(Dataset records on visual material)
####################
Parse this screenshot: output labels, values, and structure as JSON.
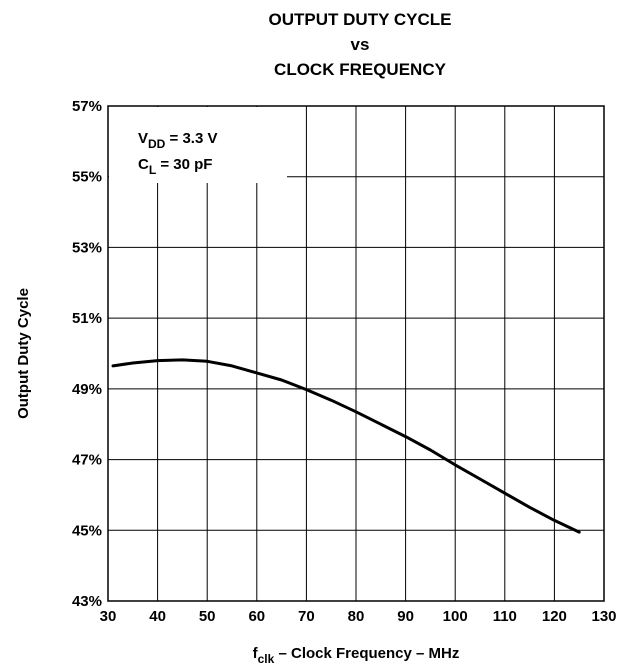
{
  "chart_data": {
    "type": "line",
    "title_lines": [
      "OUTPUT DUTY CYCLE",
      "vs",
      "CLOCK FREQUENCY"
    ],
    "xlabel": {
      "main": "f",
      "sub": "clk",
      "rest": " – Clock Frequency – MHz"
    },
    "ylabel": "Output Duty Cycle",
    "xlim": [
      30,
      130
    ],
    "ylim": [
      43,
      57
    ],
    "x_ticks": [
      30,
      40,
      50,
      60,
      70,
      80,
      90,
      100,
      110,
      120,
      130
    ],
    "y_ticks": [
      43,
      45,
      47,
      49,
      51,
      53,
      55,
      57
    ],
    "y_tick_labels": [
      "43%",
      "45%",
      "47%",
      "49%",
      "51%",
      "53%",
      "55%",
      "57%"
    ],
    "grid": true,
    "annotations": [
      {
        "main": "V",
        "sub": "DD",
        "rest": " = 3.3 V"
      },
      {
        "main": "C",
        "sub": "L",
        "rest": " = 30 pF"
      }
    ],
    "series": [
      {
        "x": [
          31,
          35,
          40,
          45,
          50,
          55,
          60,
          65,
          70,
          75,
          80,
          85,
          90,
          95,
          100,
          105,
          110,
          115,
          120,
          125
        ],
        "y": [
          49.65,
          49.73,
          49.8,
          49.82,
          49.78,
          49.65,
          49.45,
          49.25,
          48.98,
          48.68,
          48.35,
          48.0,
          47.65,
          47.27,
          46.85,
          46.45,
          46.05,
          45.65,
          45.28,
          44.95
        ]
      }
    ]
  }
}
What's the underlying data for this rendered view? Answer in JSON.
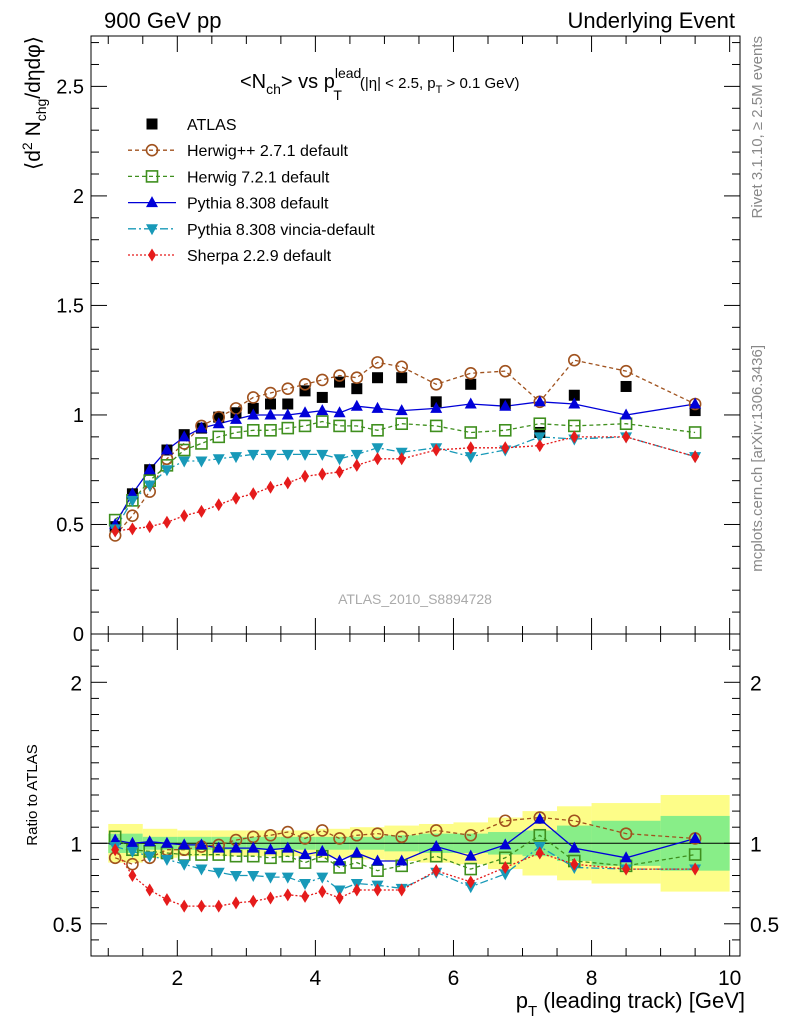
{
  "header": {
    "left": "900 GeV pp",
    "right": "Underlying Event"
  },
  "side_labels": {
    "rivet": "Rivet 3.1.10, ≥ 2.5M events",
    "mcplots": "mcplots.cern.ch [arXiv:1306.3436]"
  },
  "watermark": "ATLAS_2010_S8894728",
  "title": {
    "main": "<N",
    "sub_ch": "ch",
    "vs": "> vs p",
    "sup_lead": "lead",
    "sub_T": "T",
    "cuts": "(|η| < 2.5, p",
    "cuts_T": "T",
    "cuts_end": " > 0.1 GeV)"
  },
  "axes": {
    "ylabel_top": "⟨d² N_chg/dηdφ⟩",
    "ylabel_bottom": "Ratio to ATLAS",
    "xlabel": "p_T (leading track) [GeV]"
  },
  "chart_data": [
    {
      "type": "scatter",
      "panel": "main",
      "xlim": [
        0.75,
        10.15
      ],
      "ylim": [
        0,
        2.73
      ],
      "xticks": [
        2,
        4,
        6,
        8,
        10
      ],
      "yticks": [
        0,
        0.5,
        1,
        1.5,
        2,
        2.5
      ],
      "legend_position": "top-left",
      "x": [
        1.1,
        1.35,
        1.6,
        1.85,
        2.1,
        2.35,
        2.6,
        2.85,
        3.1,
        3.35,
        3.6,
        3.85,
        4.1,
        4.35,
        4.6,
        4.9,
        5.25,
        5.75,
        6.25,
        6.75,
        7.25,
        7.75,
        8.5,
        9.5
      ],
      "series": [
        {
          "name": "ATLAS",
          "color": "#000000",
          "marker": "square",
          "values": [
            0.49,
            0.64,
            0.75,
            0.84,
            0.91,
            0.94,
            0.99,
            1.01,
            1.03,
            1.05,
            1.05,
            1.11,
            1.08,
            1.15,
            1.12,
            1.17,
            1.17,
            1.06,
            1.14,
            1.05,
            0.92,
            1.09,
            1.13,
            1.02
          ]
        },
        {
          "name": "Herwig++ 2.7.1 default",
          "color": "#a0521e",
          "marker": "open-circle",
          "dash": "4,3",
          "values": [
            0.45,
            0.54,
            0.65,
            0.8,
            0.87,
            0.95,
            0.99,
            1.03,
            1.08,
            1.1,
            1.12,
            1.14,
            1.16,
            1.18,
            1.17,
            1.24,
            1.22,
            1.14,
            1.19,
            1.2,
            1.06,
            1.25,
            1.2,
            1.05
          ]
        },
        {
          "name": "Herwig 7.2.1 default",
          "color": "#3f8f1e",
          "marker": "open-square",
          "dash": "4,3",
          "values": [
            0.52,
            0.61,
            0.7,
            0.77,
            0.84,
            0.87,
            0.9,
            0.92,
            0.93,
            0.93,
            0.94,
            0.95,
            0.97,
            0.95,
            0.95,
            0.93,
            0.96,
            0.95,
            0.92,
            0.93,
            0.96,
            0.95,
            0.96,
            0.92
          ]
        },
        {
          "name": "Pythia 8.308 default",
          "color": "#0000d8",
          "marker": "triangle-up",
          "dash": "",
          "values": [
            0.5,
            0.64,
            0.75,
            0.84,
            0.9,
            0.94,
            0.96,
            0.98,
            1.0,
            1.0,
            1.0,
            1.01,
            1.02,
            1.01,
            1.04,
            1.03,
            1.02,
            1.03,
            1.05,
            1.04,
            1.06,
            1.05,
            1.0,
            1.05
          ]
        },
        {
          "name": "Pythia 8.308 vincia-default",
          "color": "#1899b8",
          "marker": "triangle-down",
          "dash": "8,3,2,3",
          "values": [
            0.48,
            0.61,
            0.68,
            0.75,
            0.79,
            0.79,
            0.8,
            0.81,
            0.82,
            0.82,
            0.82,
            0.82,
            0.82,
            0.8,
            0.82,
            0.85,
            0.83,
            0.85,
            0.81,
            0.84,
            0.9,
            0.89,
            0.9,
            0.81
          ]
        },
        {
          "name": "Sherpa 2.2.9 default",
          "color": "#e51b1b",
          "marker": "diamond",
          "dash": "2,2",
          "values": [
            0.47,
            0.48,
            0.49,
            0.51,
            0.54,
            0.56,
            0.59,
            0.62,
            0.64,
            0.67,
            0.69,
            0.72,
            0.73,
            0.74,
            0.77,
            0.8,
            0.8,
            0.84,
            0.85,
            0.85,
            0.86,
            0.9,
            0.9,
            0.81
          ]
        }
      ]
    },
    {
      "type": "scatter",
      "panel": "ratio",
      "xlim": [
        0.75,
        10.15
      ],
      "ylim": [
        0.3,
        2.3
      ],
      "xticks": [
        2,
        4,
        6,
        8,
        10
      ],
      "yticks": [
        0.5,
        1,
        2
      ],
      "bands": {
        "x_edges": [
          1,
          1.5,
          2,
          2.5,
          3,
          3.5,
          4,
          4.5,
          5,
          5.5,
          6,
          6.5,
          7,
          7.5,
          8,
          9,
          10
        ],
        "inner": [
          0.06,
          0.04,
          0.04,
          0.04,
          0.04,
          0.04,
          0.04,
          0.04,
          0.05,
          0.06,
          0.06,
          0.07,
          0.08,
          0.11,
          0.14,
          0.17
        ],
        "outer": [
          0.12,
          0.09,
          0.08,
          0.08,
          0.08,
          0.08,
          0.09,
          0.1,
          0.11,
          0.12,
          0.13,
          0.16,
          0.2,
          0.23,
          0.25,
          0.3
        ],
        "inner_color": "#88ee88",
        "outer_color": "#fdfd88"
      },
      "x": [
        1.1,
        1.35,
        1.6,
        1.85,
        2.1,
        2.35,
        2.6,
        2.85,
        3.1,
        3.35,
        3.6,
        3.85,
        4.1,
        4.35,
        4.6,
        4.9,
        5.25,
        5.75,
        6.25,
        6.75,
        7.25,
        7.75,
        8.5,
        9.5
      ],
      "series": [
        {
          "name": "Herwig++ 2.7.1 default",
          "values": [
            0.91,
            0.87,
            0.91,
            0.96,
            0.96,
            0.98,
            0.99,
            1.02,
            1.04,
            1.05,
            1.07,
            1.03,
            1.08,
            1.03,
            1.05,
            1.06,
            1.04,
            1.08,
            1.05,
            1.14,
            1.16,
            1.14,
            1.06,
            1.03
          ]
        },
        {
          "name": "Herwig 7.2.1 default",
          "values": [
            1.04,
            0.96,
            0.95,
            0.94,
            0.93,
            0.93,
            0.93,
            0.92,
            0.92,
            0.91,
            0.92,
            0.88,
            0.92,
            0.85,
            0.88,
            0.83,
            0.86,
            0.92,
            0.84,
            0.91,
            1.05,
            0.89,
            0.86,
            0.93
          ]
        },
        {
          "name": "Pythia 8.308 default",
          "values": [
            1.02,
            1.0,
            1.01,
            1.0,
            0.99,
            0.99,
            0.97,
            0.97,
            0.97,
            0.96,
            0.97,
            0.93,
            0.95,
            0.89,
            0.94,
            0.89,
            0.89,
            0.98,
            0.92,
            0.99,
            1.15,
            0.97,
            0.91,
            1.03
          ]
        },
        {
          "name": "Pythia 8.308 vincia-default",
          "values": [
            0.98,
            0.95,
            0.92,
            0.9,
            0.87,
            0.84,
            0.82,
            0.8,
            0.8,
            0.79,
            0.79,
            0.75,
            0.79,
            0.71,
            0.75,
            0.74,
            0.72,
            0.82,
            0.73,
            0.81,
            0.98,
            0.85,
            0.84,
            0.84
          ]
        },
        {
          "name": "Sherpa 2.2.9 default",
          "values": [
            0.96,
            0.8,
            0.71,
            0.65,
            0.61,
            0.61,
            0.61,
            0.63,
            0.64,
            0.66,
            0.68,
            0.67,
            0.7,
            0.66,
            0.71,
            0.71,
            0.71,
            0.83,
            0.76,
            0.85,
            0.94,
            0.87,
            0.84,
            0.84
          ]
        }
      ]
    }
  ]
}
####################
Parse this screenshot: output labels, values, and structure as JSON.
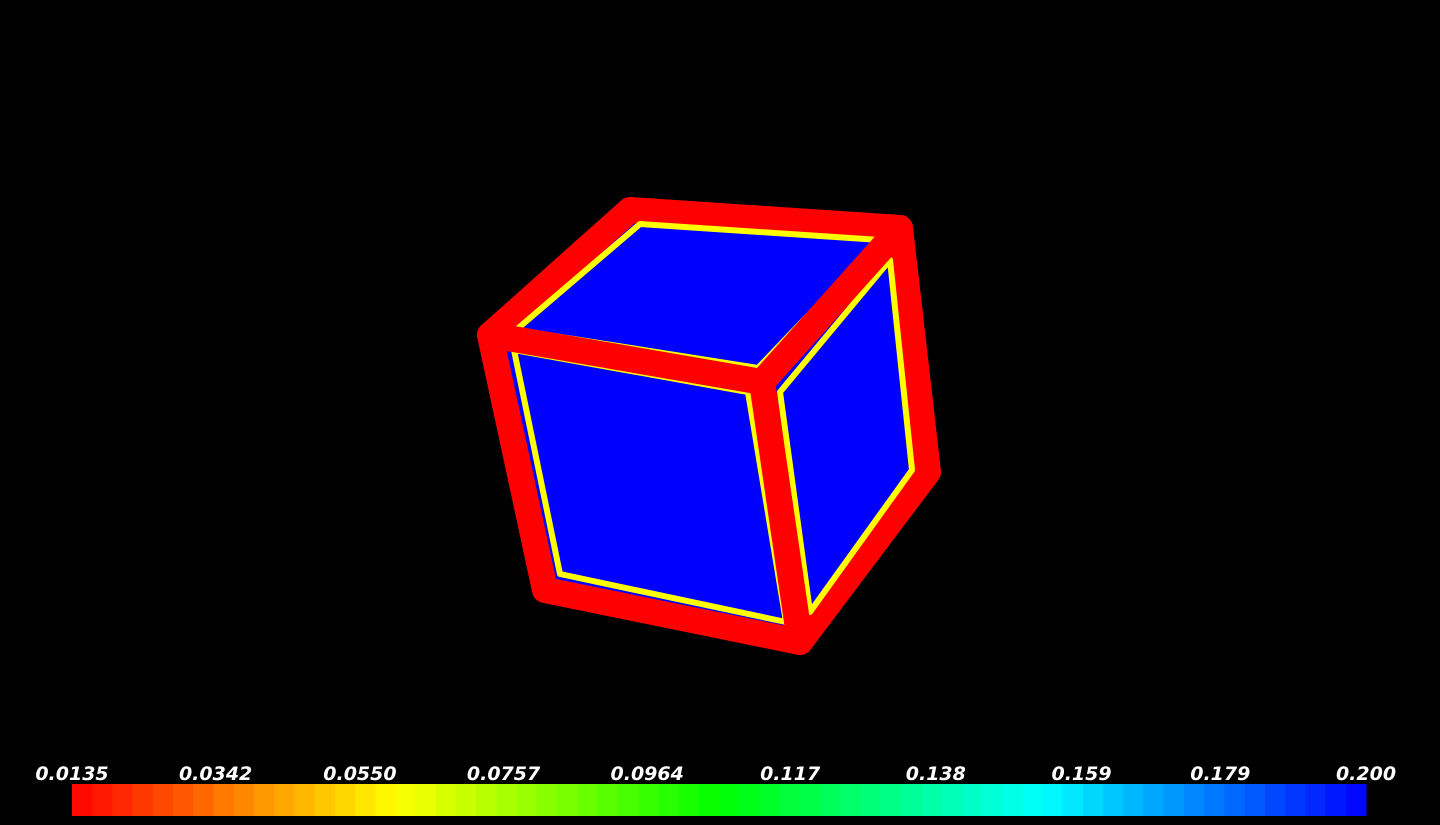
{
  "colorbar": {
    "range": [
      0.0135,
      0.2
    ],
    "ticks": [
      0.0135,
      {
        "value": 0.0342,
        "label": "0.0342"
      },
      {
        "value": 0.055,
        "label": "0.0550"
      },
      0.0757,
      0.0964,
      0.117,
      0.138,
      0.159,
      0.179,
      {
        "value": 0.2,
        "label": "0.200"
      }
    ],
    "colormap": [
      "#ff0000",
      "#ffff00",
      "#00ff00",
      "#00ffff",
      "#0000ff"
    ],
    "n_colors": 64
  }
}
####################
- [TASK DESCRIPTION] Return solely the number of lines in the data that include the word "left".

- [FINISHED ANSWER] 2